### Instruction
Find each line holding the word "aloite" and give the number of such lines, nothing else.

---------- Stored rows

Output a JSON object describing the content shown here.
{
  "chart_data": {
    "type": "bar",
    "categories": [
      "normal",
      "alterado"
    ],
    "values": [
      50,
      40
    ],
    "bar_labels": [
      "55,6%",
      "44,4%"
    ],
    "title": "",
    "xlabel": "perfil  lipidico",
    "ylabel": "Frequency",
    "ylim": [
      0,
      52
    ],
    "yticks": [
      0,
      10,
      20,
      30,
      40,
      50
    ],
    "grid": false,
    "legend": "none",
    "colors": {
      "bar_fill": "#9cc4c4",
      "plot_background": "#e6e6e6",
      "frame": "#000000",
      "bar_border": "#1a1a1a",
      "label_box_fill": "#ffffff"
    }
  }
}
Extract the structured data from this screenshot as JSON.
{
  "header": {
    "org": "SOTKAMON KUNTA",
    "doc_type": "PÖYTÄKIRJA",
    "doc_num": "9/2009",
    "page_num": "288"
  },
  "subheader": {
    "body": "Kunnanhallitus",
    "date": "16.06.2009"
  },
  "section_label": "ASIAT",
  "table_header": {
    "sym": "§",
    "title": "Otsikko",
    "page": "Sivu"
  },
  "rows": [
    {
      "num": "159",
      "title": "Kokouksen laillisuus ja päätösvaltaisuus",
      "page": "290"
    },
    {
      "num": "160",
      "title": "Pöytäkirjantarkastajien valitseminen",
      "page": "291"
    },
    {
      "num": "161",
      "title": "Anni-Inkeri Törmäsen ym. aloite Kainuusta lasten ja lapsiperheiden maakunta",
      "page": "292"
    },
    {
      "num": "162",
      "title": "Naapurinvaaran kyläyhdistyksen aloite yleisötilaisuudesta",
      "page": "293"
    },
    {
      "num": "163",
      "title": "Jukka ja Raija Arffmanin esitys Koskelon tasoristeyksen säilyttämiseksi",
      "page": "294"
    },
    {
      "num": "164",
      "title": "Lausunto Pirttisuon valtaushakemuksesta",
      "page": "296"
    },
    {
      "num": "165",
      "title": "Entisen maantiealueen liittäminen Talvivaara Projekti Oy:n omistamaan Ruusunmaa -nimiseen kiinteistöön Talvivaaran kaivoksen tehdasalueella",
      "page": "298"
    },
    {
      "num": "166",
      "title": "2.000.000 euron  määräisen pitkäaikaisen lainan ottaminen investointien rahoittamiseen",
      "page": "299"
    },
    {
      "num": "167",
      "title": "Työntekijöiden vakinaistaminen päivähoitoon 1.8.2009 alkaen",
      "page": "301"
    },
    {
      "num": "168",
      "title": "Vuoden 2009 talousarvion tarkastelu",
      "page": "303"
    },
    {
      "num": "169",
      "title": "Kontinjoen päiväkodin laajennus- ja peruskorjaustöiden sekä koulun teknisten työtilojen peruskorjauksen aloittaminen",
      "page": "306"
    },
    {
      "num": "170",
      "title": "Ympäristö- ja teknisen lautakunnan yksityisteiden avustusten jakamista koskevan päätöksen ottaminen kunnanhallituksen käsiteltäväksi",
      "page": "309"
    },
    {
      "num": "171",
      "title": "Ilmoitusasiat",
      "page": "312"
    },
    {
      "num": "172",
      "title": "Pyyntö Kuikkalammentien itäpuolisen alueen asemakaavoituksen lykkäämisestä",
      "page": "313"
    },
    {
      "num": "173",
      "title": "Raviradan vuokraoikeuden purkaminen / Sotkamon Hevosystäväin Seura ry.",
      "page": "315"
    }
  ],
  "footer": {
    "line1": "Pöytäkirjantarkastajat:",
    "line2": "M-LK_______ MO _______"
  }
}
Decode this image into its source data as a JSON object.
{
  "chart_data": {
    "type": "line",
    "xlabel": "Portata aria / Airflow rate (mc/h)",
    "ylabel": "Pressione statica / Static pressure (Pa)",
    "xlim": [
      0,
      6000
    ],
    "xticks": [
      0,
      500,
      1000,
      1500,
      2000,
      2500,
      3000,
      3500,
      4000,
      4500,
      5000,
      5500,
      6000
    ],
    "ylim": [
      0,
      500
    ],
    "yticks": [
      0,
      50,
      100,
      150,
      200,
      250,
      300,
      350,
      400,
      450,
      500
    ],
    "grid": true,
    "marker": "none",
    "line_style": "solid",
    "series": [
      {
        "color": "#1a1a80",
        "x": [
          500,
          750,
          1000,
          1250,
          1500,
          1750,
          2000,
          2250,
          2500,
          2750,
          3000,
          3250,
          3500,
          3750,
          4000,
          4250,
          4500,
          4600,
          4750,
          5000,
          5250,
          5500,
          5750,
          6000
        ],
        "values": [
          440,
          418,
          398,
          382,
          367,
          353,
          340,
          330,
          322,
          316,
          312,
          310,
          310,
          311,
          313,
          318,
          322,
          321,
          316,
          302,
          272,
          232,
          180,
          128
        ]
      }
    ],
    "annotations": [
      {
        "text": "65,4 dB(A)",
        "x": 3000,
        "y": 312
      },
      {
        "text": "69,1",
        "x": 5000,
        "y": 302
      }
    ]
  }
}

--------------------

### Solution for this exercise
2